--- START ENTRIES SHOWN ---

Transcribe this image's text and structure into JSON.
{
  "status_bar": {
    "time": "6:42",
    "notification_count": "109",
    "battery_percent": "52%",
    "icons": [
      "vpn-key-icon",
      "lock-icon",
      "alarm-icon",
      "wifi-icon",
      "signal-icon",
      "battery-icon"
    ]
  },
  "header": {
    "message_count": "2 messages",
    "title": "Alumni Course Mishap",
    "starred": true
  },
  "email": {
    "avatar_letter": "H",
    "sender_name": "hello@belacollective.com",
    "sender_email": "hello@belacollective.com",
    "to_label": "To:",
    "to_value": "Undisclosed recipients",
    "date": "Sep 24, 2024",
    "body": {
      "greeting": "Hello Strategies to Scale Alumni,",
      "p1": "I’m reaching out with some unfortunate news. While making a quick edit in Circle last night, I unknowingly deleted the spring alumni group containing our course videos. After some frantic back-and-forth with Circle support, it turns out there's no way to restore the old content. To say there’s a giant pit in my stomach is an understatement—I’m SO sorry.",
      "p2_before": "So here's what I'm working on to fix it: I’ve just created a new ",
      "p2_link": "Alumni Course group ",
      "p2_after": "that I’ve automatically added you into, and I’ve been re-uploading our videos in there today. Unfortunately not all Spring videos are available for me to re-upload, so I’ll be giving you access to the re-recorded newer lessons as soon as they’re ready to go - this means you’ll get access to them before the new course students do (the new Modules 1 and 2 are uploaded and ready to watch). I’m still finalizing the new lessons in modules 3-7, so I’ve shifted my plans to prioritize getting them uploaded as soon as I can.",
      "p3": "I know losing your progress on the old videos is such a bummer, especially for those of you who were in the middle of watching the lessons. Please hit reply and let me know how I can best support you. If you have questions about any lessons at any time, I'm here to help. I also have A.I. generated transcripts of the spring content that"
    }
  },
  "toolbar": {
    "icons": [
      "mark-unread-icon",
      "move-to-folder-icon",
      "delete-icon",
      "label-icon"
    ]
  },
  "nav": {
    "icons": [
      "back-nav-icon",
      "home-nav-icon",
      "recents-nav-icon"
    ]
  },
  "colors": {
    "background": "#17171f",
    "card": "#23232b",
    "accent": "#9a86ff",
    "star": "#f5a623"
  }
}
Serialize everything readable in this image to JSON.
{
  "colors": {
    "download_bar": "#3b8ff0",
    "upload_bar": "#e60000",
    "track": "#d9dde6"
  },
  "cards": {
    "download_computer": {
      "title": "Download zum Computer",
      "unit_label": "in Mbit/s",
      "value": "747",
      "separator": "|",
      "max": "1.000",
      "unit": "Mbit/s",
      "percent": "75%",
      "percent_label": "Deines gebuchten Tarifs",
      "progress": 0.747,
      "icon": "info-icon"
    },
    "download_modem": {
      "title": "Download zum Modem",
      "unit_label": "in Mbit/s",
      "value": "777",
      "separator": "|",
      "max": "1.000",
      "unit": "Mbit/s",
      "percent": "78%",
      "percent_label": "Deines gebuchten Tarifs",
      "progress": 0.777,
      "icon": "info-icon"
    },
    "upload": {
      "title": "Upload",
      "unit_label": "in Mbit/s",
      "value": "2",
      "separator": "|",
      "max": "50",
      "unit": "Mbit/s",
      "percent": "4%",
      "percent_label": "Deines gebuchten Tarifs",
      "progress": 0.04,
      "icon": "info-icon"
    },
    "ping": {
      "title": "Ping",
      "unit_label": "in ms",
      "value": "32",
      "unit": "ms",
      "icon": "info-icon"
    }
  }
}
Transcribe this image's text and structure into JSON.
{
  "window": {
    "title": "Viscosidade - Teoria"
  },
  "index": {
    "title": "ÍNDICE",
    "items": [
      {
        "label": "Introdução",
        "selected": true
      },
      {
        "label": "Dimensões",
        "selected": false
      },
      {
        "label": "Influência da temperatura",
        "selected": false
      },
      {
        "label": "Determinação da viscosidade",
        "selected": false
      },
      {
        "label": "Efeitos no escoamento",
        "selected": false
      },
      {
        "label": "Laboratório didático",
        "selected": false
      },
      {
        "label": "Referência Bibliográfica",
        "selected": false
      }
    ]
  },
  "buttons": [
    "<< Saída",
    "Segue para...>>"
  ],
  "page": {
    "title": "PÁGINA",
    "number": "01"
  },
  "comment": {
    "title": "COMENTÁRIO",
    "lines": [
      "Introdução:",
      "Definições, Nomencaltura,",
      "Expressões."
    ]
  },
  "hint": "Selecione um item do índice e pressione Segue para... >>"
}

--- END ENTRIES SHOWN ---

_WHAT IS ASKED:_
Gather, from the listing above, every line carrying the word "time".

_FINISHED EXERCISE:_
    "time": "6:42",
      "p3": "I know losing your progress on the old videos is such a bummer, especially for those of you who were in the middle of watching the lessons. Please hit reply and let me know how I can best support you. If you have questions about any lessons at any time, I'm here to help. I also have A.I. generated transcripts of the spring content that"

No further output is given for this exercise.